* [Set exercise]: Look over the lines below. Report each one that includes the string "普通高等教育院校本科及以上学历师范类专业毕业生".

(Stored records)
--- START ---
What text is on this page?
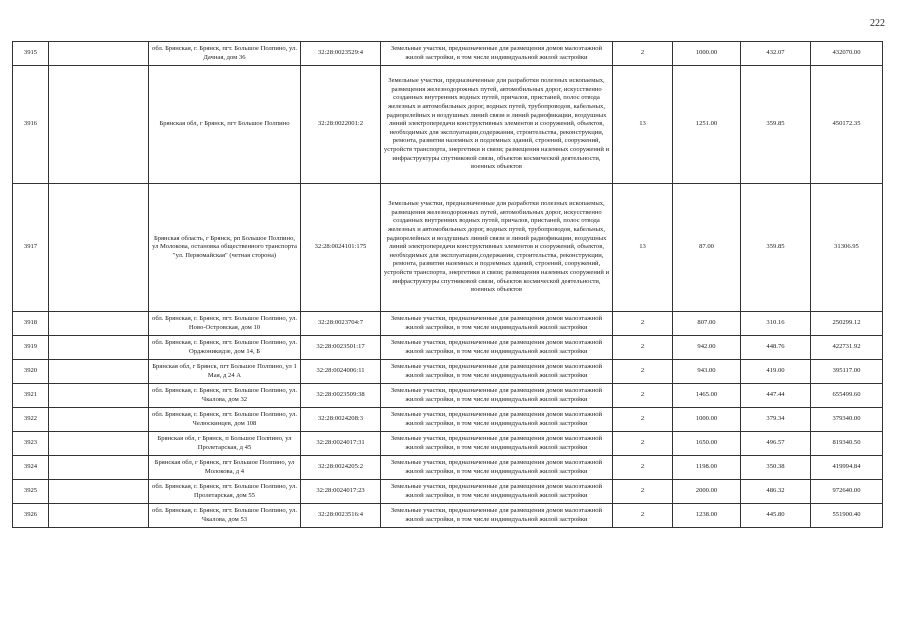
222
3915		обл. Брянская, г. Брянск, пгт. Большое Полпино, ул. Дачная, дом 36	32:28:0023529:4	Земельные участки, предназначенные для размещения домов малоэтажной жилой застройки, в том числе индивидуальной жилой застройки	2	1000.00	432.07	432070.00
3916		Брянская обл, г Брянск, пгт Большое Полпино	32:28:0022001:2	Земельные участки, предназначенные для разработки полезных ископаемых, размещения железнодорожных путей, автомобильных дорог, искусственно созданных внутренних водных путей, причалов, пристаней, полос отвода железных и автомобильных дорог, водных путей, трубопроводов, кабельных, радиорелейных и воздушных линий связи и линий радиофикации, воздушных линий электропередачи конструктивных элементов и сооружений, объектов, необходимых для эксплуатации,содержания, строительства, реконструкции, ремонта, развития наземных и подземных зданий, строений, сооружений, устройств транспорта, энергетики и связи; размещения наземных сооружений и инфраструктуры спутниковой связи, объектов космической деятельности, военных объектов	13	1251.00	359.85	450172.35
3917		Брянская область, г Брянск, рп Большое Полпино, ул Молокова, остановка общественного транспорта "ул. Первомайская" (четная сторона)	32:28:0024101:175	Земельные участки, предназначенные для разработки полезных ископаемых, размещения железнодорожных путей, автомобильных дорог, искусственно созданных внутренних водных путей, причалов, пристаней, полос отвода железных и автомобильных дорог, водных путей, трубопроводов, кабельных, радиорелейных и воздушных линий связи и линий радиофикации, воздушных линий электропередачи конструктивных элементов и сооружений, объектов, необходимых для эксплуатации,содержания, строительства, реконструкции, ремонта, развития наземных и подземных зданий, строений, сооружений, устройств транспорта, энергетики и связи; размещения наземных сооружений и инфраструктуры спутниковой связи, объектов космической деятельности, военных объектов	13	87.00	359.85	31306.95
3918		обл. Брянская, г. Брянск, пгт. Большое Полпино, ул. Ново-Островская, дом 10	32:28:0023704:7	Земельные участки, предназначенные для размещения домов малоэтажной жилой застройки, в том числе индивидуальной жилой застройки	2	807.00	310.16	250299.12
3919		обл. Брянская, г. Брянск, пгт. Большое Полпино, ул. Орджоникидзе, дом 14, Б	32:28:0023501:17	Земельные участки, предназначенные для размещения домов малоэтажной жилой застройки, в том числе индивидуальной жилой застройки	2	942.00	448.76	422731.92
3920		Брянская обл, г Брянск, пгт Большое Полпино, ул 1 Мая, д 24 А	32:28:0024006:11	Земельные участки, предназначенные для размещения домов малоэтажной жилой застройки, в том числе индивидуальной жилой застройки	2	943.00	419.00	395117.00
3921		обл. Брянская, г. Брянск, пгт. Большое Полпино, ул. Чкалова, дом 32	32:28:0023509:38	Земельные участки, предназначенные для размещения домов малоэтажной жилой застройки, в том числе индивидуальной жилой застройки	2	1465.00	447.44	655499.60
3922		обл. Брянская, г. Брянск, пгт. Большое Полпино, ул. Челюскинцев, дом 108	32:28:0024208:3	Земельные участки, предназначенные для размещения домов малоэтажной жилой застройки, в том числе индивидуальной жилой застройки	2	1000.00	379.34	379340.00
3923		Брянская обл, г Брянск, п Большое Полпино, ул Пролетарская, д 45	32:28:0024017:31	Земельные участки, предназначенные для размещения домов малоэтажной жилой застройки, в том числе индивидуальной жилой застройки	2	1650.00	496.57	819340.50
3924		Брянская обл, г Брянск, пгт Большое Полпино, ул Молокова, д 4	32:28:0024205:2	Земельные участки, предназначенные для размещения домов малоэтажной жилой застройки, в том числе индивидуальной жилой застройки	2	1198.00	350.38	419994.84
3925		обл. Брянская, г. Брянск, пгт. Большое Полпино, ул. Пролетарская, дом 55	32:28:0024017:23	Земельные участки, предназначенные для размещения домов малоэтажной жилой застройки, в том числе индивидуальной жилой застройки	2	2000.00	486.32	972640.00
3926		обл. Брянская, г. Брянск, пгт. Большое Полпино, ул. Чкалова, дом 53	32:28:0023516:4	Земельные участки, предназначенные для размещения домов малоэтажной жилой застройки, в том числе индивидуальной жилой застройки	2	1238.00	445.80	551900.40
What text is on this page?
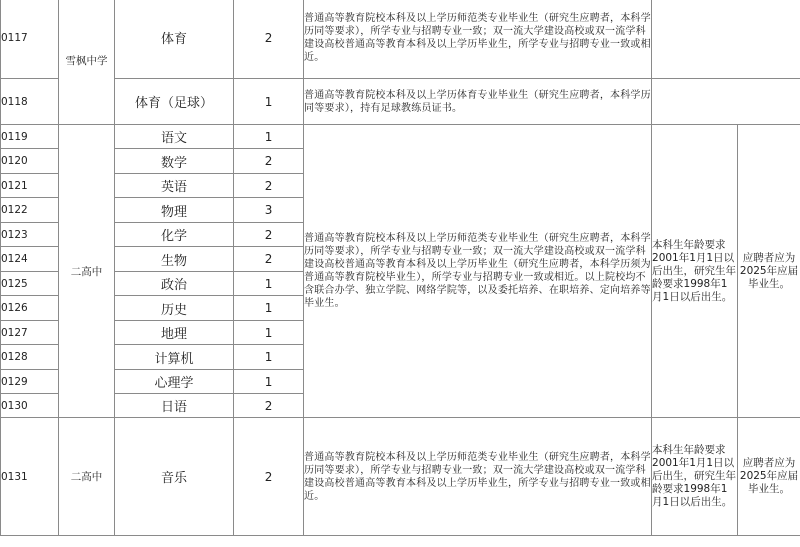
0117	雪枫中学	体育	2	普通高等教育院校本科及以上学历师范类专业毕业生（研究生应聘者，本科学历同等要求），所学专业与招聘专业一致；双一流大学建设高校或双一流学科建设高校普通高等教育本科及以上学历毕业生，所学专业与招聘专业一致或相近。		

0118		体育（足球）	1	普通高等教育院校本科及以上学历体育专业毕业生（研究生应聘者，本科学历同等要求），持有足球教练员证书。		

0119	二高中	语文	1	普通高等教育院校本科及以上学历师范类专业毕业生（研究生应聘者，本科学历同等要求），所学专业与招聘专业一致；双一流大学建设高校或双一流学科建设高校普通高等教育本科及以上学历毕业生（研究生应聘者，本科学历须为普通高等教育院校毕业生），所学专业与招聘专业一致或相近。以上院校均不含联合办学、独立学院、网络学院等，以及委托培养、在职培养、定向培养等毕业生。	本科生年龄要求2001年1月1日以后出生，研究生年龄要求1998年1月1日以后出生。	应聘者应为2025年应届毕业生。
0120		数学	2			
0121		英语	2			
0122		物理	3			
0123		化学	2			
0124		生物	2			
0125		政治	1			
0126		历史	1			
0127		地理	1			
0128		计算机	1			
0129		心理学	1			
0130		日语	2			
0131	二高中	音乐	2	普通高等教育院校本科及以上学历师范类专业毕业生（研究生应聘者，本科学历同等要求），所学专业与招聘专业一致；双一流大学建设高校或双一流学科建设高校普通高等教育本科及以上学历毕业生，所学专业与招聘专业一致或相近。	本科生年龄要求2001年1月1日以后出生，研究生年龄要求1998年1月1日以后出生。	应聘者应为2025年应届毕业生。
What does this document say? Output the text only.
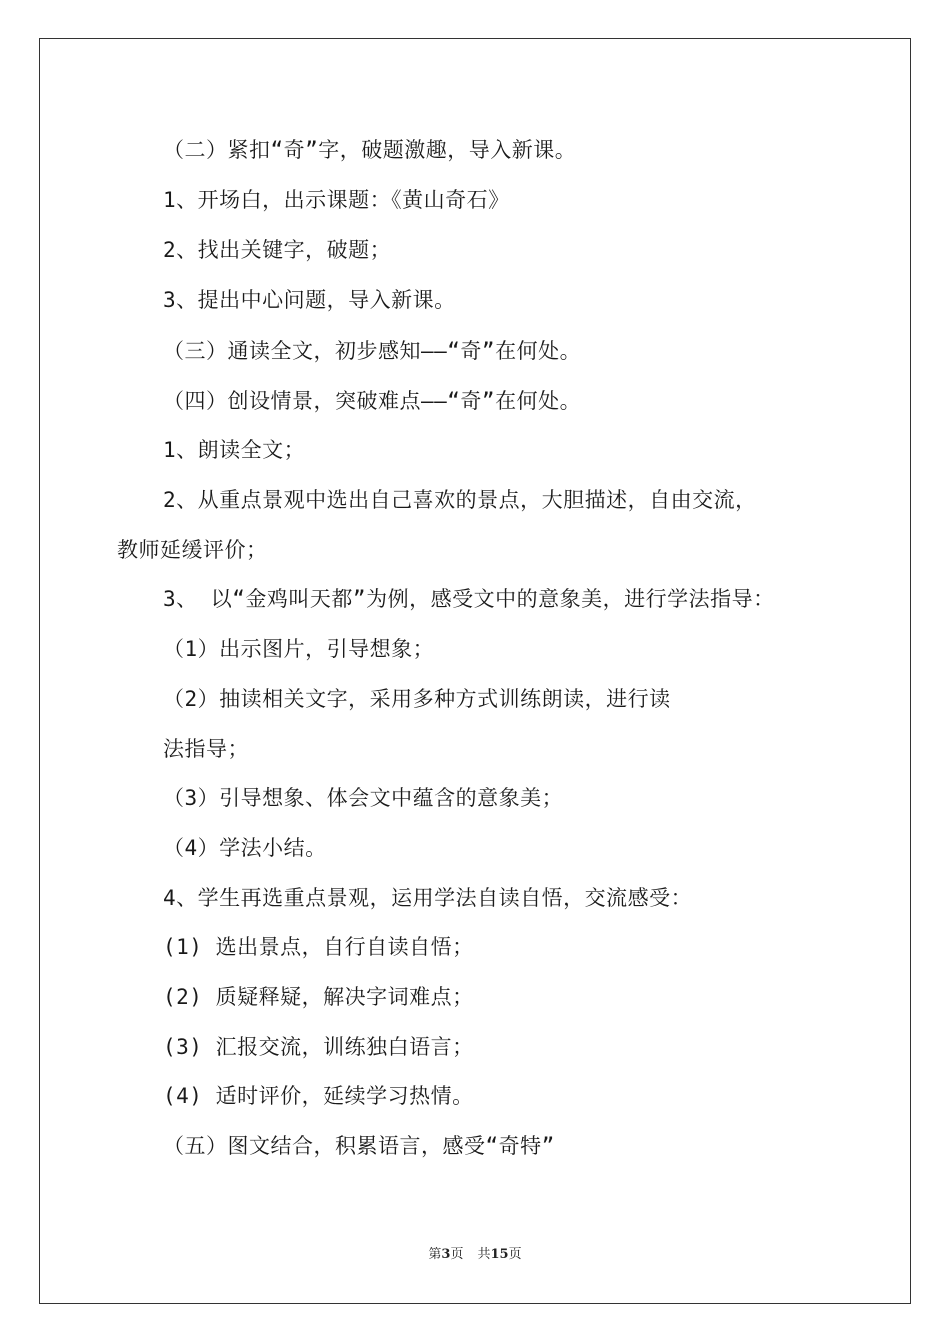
（二）紧扣“奇”字，破题激趣，导入新课。
1、开场白，出示课题：《黄山奇石》
2、找出关键字，破题；
3、提出中心问题，导入新课。
（三）通读全文，初步感知——“奇”在何处。
（四）创设情景，突破难点——“奇”在何处。
1、朗读全文；
2、从重点景观中选出自己喜欢的景点，大胆描述，自由交流，
教师延缓评价；
3、 以“金鸡叫天都”为例，感受文中的意象美，进行学法指导：
（1）出示图片，引导想象；
（2）抽读相关文字，采用多种方式训练朗读，进行读
法指导；
（3）引导想象、体会文中蕴含的意象美；
（4）学法小结。
4、学生再选重点景观，运用学法自读自悟，交流感受：
(1) 选出景点，自行自读自悟；
(2) 质疑释疑，解决字词难点；
(3) 汇报交流，训练独白语言；
(4) 适时评价，延续学习热情。
（五）图文结合，积累语言，感受“奇特”
第3页 共15页
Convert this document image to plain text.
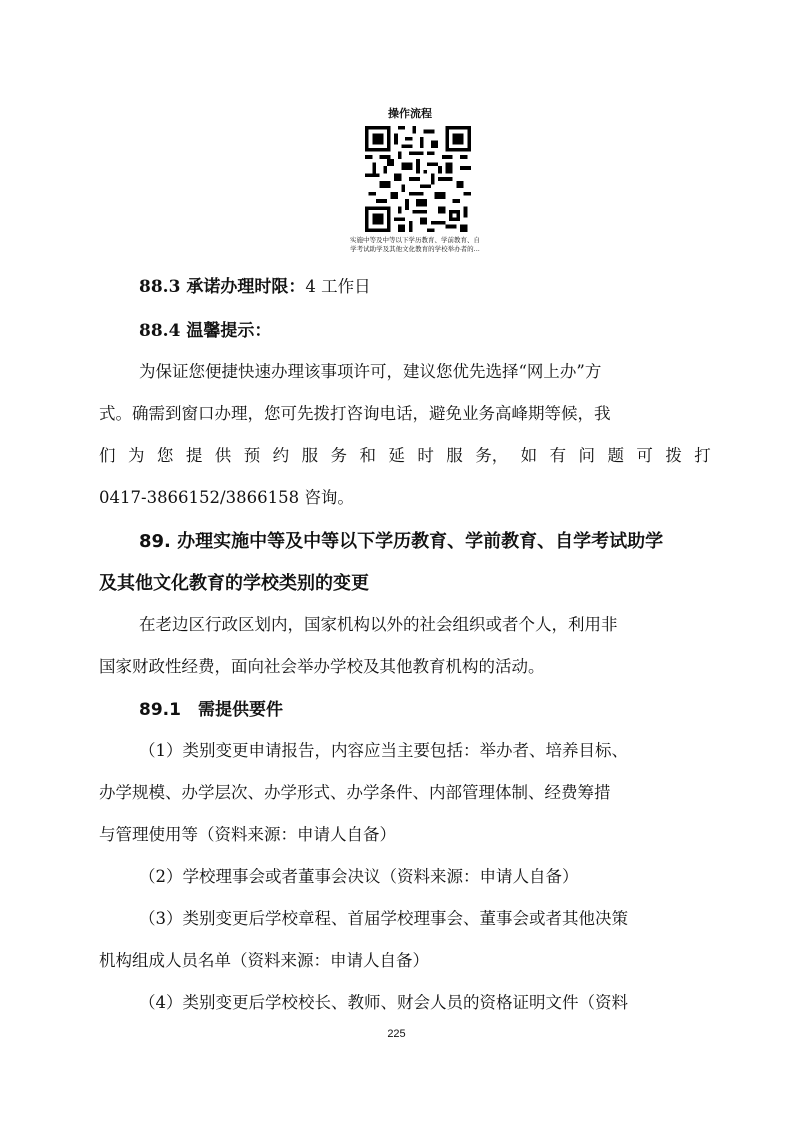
操作流程
实施中等及中等以下学历教育、学前教育、自
学考试助学及其他文化教育的学校举办者的...
88.3 承诺办理时限：4 工作日
88.4 温馨提示：
为保证您便捷快速办理该事项许可，建议您优先选择“网上办”方
式。确需到窗口办理，您可先拨打咨询电话，避免业务高峰期等候，我
们 为 您 提 供 预 约 服 务 和 延 时 服 务， 如 有 问 题 可 拨 打
0417-3866152/3866158 咨询。
89. 办理实施中等及中等以下学历教育、学前教育、自学考试助学
及其他文化教育的学校类别的变更
在老边区行政区划内，国家机构以外的社会组织或者个人，利用非
国家财政性经费，面向社会举办学校及其他教育机构的活动。
89.1　需提供要件
（1）类别变更申请报告，内容应当主要包括：举办者、培养目标、
办学规模、办学层次、办学形式、办学条件、内部管理体制、经费筹措
与管理使用等（资料来源：申请人自备）
（2）学校理事会或者董事会决议（资料来源：申请人自备）
（3）类别变更后学校章程、首届学校理事会、董事会或者其他决策
机构组成人员名单（资料来源：申请人自备）
（4）类别变更后学校校长、教师、财会人员的资格证明文件（资料
225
--- END ---
* [Finished task]:
0117	雪枫中学	体育	2	普通高等教育院校本科及以上学历师范类专业毕业生（研究生应聘者，本科学历同等要求），所学专业与招聘专业一致；双一流大学建设高校或双一流学科建设高校普通高等教育本科及以上学历毕业生，所学专业与招聘专业一致或相近。		
0119	二高中	语文	1	普通高等教育院校本科及以上学历师范类专业毕业生（研究生应聘者，本科学历同等要求），所学专业与招聘专业一致；双一流大学建设高校或双一流学科建设高校普通高等教育本科及以上学历毕业生（研究生应聘者，本科学历须为普通高等教育院校毕业生），所学专业与招聘专业一致或相近。以上院校均不含联合办学、独立学院、网络学院等，以及委托培养、在职培养、定向培养等毕业生。	本科生年龄要求2001年1月1日以后出生，研究生年龄要求1998年1月1日以后出生。	应聘者应为2025年应届毕业生。
0131	二高中	音乐	2	普通高等教育院校本科及以上学历师范类专业毕业生（研究生应聘者，本科学历同等要求），所学专业与招聘专业一致；双一流大学建设高校或双一流学科建设高校普通高等教育本科及以上学历毕业生，所学专业与招聘专业一致或相近。	本科生年龄要求2001年1月1日以后出生，研究生年龄要求1998年1月1日以后出生。	应聘者应为2025年应届毕业生。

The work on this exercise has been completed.